INSTRUCTIONS FOR THE TASK:
Copy out every record below exactly as written, but leave out any pictures.

===== PROVIDED INFORMATION =====

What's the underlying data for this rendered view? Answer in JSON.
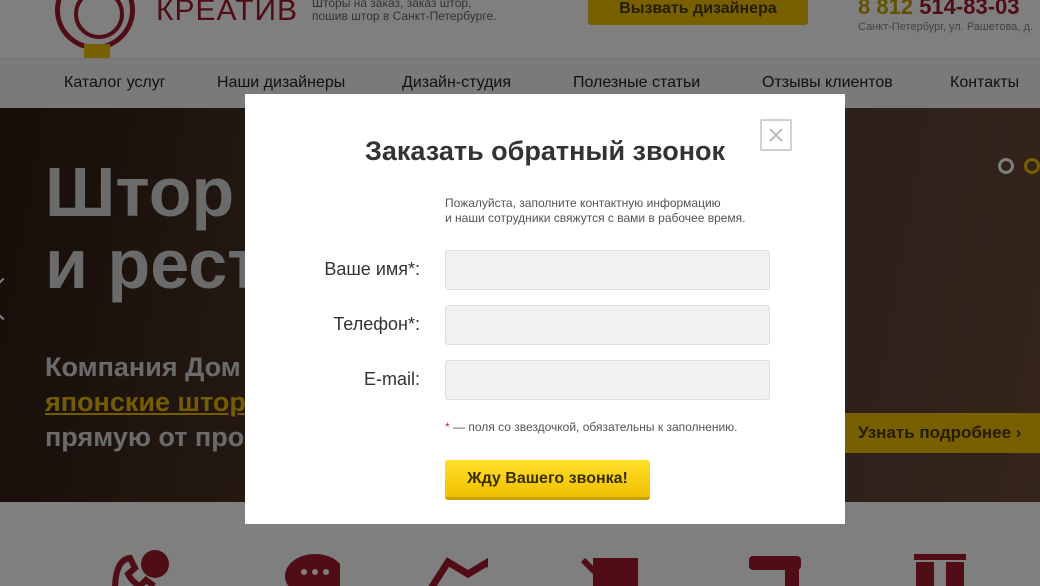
{
  "header": {
    "logo_text": "КРЕАТИВ",
    "tagline_line1": "Шторы на заказ, заказ штор,",
    "tagline_line2": "пошив штор в Санкт-Петербурге.",
    "call_designer": "Вызвать дизайнера",
    "phone_prefix": "8 812",
    "phone_number": "514-83-03",
    "address": "Санкт-Петербург, ул. Рашетова, д."
  },
  "nav": {
    "items": [
      "Каталог услуг",
      "Наши дизайнеры",
      "Дизайн-студия",
      "Полезные статьи",
      "Отзывы клиентов",
      "Контакты"
    ]
  },
  "hero": {
    "title_line1": "Штор",
    "title_line2": "и рест",
    "sub_line1": "Компания Дом",
    "sub_link": "японские штор",
    "sub_line3": "прямую от про",
    "more_button": "Узнать подробнее"
  },
  "modal": {
    "title": "Заказать обратный звонок",
    "desc_line1": "Пожалуйста, заполните контактную информацию",
    "desc_line2": "и наши сотрудники свяжутся с вами в рабочее время.",
    "fields": [
      {
        "label": "Ваше имя*:",
        "value": "",
        "placeholder": ""
      },
      {
        "label": "Телефон*:",
        "value": "",
        "placeholder": ""
      },
      {
        "label": "E-mail:",
        "value": "",
        "placeholder": ""
      }
    ],
    "required_star": "*",
    "required_note": " — поля со звездочкой, обязательны к заполнению.",
    "submit": "Жду Вашего звонка!"
  },
  "colors": {
    "accent_yellow": "#f0c000",
    "brand_red": "#a01a2a",
    "overlay": "rgba(0,0,0,0.5)"
  }
}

=====

TASK SOLUTION:
What's the underlying data for this rendered view? Answer in JSON.
{
  "header": {
    "logo_text": "КРЕАТИВ",
    "tagline_line1": "Шторы на заказ, заказ штор,",
    "tagline_line2": "пошив штор в Санкт-Петербурге.",
    "call_designer": "Вызвать дизайнера",
    "phone_prefix": "8 812",
    "phone_number": "514-83-03",
    "address": "Санкт-Петербург, ул. Рашетова, д."
  },
  "nav": {
    "items": [
      "Каталог услуг",
      "Наши дизайнеры",
      "Дизайн-студия",
      "Полезные статьи",
      "Отзывы клиентов",
      "Контакты"
    ]
  },
  "hero": {
    "title_line1": "Штор",
    "title_line2": "и рест",
    "sub_line1": "Компания Дом",
    "sub_link": "японские штор",
    "sub_line3": "прямую от про",
    "more_button": "Узнать подробнее"
  },
  "modal": {
    "title": "Заказать обратный звонок",
    "desc_line1": "Пожалуйста, заполните контактную информацию",
    "desc_line2": "и наши сотрудники свяжутся с вами в рабочее время.",
    "fields": [
      {
        "label": "Ваше имя*:",
        "value": "",
        "placeholder": ""
      },
      {
        "label": "Телефон*:",
        "value": "",
        "placeholder": ""
      },
      {
        "label": "E-mail:",
        "value": "",
        "placeholder": ""
      }
    ],
    "required_star": "*",
    "required_note": " — поля со звездочкой, обязательны к заполнению.",
    "submit": "Жду Вашего звонка!"
  },
  "colors": {
    "accent_yellow": "#f0c000",
    "brand_red": "#a01a2a",
    "overlay": "rgba(0,0,0,0.5)"
  }
}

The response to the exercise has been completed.